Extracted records
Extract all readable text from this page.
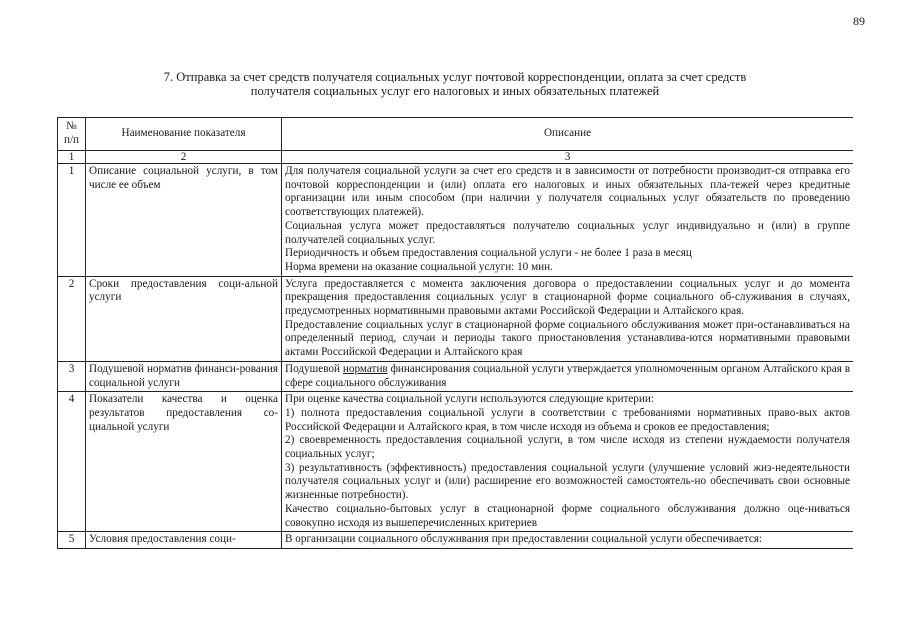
89
7. Отправка за счет средств получателя социальных услуг почтовой корреспонденции, оплата за счет средств
получателя социальных услуг его налоговых и иных обязательных платежей
№ п/п	Наименование показателя	Описание
1	2	3
1	Описание социальной услуги, в том числе ее объем	Для получателя социальной услуги за счет его средств и в зависимости от потребности производит-ся отправка его почтовой корреспонденции и (или) оплата его налоговых и иных обязательных пла-тежей через кредитные организации или иным способом (при наличии у получателя социальных услуг обязательств по проведению соответствующих платежей).
Социальная услуга может предоставляться получателю социальных услуг индивидуально и (или) в группе получателей социальных услуг.
Периодичность и объем предоставления социальной услуги - не более 1 раза в месяц
Норма времени на оказание социальной услуги: 10 мин.

2	Сроки предоставления соци-альной услуги	Услуга предоставляется с момента заключения договора о предоставлении социальных услуг и до момента прекращения предоставления социальных услуг в стационарной форме социального об-служивания в случаях, предусмотренных нормативными правовыми актами Российской Федерации и Алтайского края.
Предоставление социальных услуг в стационарной форме социального обслуживания может при-останавливаться на определенный период, случаи и периоды такого приостановления устанавлива-ются нормативными правовыми актами Российской Федерации и Алтайского края

3	Подушевой норматив финанси-рования социальной услуги	Подушевой норматив финансирования социальной услуги утверждается уполномоченным органом Алтайского края в сфере социального обслуживания

4	Показатели качества и оценка результатов предоставления со-циальной услуги	При оценке качества социальной услуги используются следующие критерии:
1) полнота предоставления социальной услуги в соответствии с требованиями нормативных право-вых актов Российской Федерации и Алтайского края, в том числе исходя из объема и сроков ее предоставления;
2) своевременность предоставления социальной услуги, в том числе исходя из степени нуждаемости получателя социальных услуг;
3) результативность (эффективность) предоставления социальной услуги (улучшение условий жиз-недеятельности получателя социальных услуг и (или) расширение его возможностей самостоятель-но обеспечивать свои основные жизненные потребности).
Качество социально-бытовых услуг в стационарной форме социального обслуживания должно оце-ниваться совокупно исходя из вышеперечисленных критериев

5	Условия предоставления соци-	В организации социального обслуживания при предоставлении социальной услуги обеспечивается:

◆ **TO DO**
Nothing in the entries above should change when they are printed again, except that the pictures are dropped.

◆ **OUTPUT OF THE EXERCISE**
Extract all readable text from this page.
89
7. Отправка за счет средств получателя социальных услуг почтовой корреспонденции, оплата за счет средств
получателя социальных услуг его налоговых и иных обязательных платежей
№ п/п	Наименование показателя	Описание
1	2	3
1	Описание социальной услуги, в том числе ее объем	Для получателя социальной услуги за счет его средств и в зависимости от потребности производит-ся отправка его почтовой корреспонденции и (или) оплата его налоговых и иных обязательных пла-тежей через кредитные организации или иным способом (при наличии у получателя социальных услуг обязательств по проведению соответствующих платежей).
Социальная услуга может предоставляться получателю социальных услуг индивидуально и (или) в группе получателей социальных услуг.
Периодичность и объем предоставления социальной услуги - не более 1 раза в месяц
Норма времени на оказание социальной услуги: 10 мин.

2	Сроки предоставления соци-альной услуги	Услуга предоставляется с момента заключения договора о предоставлении социальных услуг и до момента прекращения предоставления социальных услуг в стационарной форме социального об-служивания в случаях, предусмотренных нормативными правовыми актами Российской Федерации и Алтайского края.
Предоставление социальных услуг в стационарной форме социального обслуживания может при-останавливаться на определенный период, случаи и периоды такого приостановления устанавлива-ются нормативными правовыми актами Российской Федерации и Алтайского края

3	Подушевой норматив финанси-рования социальной услуги	Подушевой норматив финансирования социальной услуги утверждается уполномоченным органом Алтайского края в сфере социального обслуживания

4	Показатели качества и оценка результатов предоставления со-циальной услуги	При оценке качества социальной услуги используются следующие критерии:
1) полнота предоставления социальной услуги в соответствии с требованиями нормативных право-вых актов Российской Федерации и Алтайского края, в том числе исходя из объема и сроков ее предоставления;
2) своевременность предоставления социальной услуги, в том числе исходя из степени нуждаемости получателя социальных услуг;
3) результативность (эффективность) предоставления социальной услуги (улучшение условий жиз-недеятельности получателя социальных услуг и (или) расширение его возможностей самостоятель-но обеспечивать свои основные жизненные потребности).
Качество социально-бытовых услуг в стационарной форме социального обслуживания должно оце-ниваться совокупно исходя из вышеперечисленных критериев

5	Условия предоставления соци-	В организации социального обслуживания при предоставлении социальной услуги обеспечивается:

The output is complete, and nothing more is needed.